Given two strings A and B of lowercase letters, return true if you can swap two letters in A so the result is equal to B, otherwise, return false.

Swapping letters is defined as taking two indices i and j (0-indexed) such that i != j and swapping the characters at A[i] and A[j]. For example, swapping at indices 0 and 2 in "abcd" results in "cbad".

Example 1:

Input: A = "ab", B = "ba"
Output: true
Explanation: You can swap A[0] = 'a' and A[1] = 'b' to get "ba", which is equal to B.

Example 2:

Input: A = "ab", B = "ab"
Output: false
Explanation: The only letters you can swap are A[0] = 'a' and A[1] = 'b', which results in "ba" != B.

Example 3:

Input: A = "aa", B = "aa"
Output: true
Explanation: You can swap A[0] = 'a' and A[1] = 'a' to get "aa", which is equal to B.

Example 4:

Input: A = "aaaaaaabc", B = "aaaaaaacb"
Output: true

Example 5:

Input: A = "", B = "aa"
Output: false

Constraints:

0 <= A.length <= 20000
0 <= B.length <= 20000
A and B consist of lowercase letters.

Solution

Time complexity : O(n)
Space complexity : O(1)

class Solution {
public:
    bool buddyStrings(string A, string B) {
        if (A.size() != B.size()) return false;
        int a_cnt[26] = {0}, b_cnt[26] = {0};
        int diff = 0;
        for (int i=0; i<A.size(); ++i) {
            if (A[i]!=B[i] && ++diff>2) return false;
            ++a_cnt[A[i]-'a'];
            ++b_cnt[B[i]-'a'];
        }
        for (int i=0; i<26; ++i) {
            if (0==diff && a_cnt[i]>1) return true;
            if (a_cnt[i] != b_cnt[i]) return false;
        }
        return 2 == diff;
    }
};

根據題目表示，buddy string的性質為：

長度相同。
不相同之處為2，且各字母出現的頻率相同。
不相同之處為0，有其中一字母出現的頻率為2以上。

先比較長度。
統計不相同之處和各字母出現頻率。
檢查各字母出現的頻率。
檢查不相同之處。
————————
What is expected: In the buddy-strings problem above, rewrite the paragraph beginning "Swapping letters is defined as" more briefly, keeping its definition and its example.
————————
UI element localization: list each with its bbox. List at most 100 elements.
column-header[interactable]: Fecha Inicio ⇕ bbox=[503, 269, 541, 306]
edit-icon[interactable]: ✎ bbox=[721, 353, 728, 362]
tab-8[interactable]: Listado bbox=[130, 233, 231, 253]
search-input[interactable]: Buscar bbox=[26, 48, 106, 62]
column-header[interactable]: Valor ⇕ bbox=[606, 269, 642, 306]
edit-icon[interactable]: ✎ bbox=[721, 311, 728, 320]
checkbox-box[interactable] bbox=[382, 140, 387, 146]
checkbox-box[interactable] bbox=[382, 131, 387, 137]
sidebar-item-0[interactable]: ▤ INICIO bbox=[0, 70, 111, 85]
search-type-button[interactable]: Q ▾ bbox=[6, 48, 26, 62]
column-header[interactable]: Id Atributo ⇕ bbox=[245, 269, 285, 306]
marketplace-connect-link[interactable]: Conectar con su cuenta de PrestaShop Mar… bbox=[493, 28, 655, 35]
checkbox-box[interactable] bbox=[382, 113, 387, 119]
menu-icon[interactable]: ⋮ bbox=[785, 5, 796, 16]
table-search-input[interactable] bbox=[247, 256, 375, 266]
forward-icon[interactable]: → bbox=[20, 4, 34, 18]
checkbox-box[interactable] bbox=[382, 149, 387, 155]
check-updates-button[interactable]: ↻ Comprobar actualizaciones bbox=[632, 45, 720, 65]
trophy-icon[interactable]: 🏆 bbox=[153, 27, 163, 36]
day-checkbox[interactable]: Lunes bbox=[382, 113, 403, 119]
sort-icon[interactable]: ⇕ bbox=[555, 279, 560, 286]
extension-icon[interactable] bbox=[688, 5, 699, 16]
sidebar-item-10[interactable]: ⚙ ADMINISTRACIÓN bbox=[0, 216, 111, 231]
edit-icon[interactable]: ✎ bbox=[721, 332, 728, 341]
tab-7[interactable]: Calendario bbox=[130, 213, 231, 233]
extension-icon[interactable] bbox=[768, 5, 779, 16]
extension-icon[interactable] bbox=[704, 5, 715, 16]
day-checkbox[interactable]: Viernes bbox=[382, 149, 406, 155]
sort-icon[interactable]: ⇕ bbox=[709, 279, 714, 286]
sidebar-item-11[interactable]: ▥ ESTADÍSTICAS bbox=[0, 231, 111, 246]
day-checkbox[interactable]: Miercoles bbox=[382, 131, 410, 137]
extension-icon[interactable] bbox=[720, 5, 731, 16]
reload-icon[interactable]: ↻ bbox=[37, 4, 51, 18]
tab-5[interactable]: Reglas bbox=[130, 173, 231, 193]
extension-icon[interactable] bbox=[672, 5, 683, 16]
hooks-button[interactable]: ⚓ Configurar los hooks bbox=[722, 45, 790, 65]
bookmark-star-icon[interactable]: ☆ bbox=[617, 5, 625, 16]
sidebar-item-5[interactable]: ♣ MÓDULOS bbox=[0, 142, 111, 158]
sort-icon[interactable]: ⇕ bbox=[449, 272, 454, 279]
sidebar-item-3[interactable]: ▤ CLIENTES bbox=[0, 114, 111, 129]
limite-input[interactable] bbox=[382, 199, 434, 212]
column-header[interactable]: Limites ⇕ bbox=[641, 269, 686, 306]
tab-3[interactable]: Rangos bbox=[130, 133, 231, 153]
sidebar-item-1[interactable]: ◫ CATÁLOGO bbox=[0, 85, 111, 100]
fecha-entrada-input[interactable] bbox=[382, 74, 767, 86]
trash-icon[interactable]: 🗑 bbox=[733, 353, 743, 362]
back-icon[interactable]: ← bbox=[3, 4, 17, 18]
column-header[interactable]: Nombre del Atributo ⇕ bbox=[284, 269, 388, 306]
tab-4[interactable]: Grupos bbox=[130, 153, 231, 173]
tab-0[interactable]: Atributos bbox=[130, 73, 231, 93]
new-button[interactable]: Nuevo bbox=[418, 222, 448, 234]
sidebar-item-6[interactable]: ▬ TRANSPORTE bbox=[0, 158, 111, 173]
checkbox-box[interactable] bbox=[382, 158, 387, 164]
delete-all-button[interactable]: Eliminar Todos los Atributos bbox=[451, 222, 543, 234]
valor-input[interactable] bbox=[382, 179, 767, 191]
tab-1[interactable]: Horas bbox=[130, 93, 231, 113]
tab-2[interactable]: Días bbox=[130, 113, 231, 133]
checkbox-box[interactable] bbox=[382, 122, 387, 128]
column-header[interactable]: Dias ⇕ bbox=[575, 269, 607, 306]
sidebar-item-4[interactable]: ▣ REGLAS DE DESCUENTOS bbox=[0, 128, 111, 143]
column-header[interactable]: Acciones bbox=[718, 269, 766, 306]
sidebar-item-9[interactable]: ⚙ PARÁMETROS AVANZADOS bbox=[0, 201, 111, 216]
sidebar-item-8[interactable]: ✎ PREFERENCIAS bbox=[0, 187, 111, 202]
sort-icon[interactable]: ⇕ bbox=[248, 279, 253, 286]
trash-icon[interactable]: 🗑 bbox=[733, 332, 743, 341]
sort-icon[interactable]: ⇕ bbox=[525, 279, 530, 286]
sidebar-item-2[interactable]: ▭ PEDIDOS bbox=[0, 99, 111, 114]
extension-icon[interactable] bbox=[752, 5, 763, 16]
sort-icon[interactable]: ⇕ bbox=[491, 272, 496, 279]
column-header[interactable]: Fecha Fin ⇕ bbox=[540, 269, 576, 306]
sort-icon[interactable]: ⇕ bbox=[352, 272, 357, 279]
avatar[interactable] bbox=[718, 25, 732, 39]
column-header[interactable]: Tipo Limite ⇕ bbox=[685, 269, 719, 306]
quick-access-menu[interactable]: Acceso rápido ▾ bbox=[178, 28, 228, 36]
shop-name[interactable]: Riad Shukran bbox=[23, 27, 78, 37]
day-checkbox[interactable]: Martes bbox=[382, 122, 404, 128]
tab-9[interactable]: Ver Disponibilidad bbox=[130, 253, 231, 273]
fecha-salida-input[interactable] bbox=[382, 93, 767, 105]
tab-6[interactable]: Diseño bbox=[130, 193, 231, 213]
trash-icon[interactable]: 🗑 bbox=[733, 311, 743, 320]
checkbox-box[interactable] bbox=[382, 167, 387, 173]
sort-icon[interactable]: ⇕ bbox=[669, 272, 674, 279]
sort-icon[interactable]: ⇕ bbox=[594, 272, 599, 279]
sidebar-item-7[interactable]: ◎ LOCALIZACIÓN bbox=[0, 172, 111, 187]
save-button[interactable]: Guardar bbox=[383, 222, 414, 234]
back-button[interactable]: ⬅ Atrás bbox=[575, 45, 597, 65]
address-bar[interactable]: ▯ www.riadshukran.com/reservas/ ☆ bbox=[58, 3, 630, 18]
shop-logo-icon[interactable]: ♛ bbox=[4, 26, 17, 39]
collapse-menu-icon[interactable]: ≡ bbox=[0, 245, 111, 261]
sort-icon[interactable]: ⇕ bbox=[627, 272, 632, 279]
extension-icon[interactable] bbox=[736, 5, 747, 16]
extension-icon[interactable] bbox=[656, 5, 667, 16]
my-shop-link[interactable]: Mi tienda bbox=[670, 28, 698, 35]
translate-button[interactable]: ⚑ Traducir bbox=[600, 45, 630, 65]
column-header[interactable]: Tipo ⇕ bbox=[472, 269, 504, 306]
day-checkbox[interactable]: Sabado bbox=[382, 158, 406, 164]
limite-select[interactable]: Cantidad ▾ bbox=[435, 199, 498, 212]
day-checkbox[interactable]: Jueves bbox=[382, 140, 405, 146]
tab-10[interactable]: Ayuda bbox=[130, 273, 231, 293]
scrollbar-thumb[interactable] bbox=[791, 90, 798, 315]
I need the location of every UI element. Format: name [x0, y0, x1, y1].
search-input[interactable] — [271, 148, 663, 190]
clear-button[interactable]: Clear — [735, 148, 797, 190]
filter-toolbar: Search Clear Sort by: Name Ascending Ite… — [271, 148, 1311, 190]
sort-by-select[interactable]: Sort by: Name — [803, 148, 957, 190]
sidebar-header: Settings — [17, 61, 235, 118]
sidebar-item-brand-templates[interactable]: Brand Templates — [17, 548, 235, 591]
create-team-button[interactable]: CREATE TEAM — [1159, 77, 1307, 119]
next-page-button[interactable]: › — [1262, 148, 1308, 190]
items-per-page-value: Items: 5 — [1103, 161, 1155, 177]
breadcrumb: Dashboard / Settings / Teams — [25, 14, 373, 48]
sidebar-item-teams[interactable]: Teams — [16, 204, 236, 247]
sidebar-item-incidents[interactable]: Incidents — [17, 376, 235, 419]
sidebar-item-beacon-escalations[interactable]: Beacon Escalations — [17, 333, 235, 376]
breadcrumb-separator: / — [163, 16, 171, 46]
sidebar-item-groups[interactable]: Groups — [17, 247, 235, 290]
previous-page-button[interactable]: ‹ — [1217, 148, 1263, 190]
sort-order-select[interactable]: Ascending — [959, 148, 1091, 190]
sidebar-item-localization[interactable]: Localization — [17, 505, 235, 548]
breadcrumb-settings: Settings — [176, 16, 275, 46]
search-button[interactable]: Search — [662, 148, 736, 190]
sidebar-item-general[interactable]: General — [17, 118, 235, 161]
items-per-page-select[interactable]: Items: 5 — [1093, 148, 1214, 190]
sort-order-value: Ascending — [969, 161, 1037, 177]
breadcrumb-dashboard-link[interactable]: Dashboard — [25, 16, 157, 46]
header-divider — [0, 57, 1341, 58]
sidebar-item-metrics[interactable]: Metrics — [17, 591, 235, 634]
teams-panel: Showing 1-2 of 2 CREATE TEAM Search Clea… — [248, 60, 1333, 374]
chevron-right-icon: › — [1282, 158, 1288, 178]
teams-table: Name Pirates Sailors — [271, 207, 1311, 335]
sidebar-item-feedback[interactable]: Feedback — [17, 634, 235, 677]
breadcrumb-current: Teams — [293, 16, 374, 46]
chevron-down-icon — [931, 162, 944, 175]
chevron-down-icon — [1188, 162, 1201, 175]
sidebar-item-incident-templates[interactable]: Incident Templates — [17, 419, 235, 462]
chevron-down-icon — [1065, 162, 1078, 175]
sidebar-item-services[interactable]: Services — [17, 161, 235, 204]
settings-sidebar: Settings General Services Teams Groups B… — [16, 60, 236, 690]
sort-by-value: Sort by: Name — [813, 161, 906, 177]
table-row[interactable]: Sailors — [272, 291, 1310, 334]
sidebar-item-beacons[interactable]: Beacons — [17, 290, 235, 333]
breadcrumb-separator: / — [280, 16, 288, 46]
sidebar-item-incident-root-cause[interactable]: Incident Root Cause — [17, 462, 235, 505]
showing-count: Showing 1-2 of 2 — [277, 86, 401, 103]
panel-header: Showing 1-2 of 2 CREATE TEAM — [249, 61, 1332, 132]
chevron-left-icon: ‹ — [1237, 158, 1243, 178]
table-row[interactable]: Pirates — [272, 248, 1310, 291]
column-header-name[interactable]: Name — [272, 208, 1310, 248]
————————
Full answer: A swap exchanges the characters at two different 0-indexed positions i and j of A. For example, swapping positions 0 and 2 turns "abcd" into "cbad".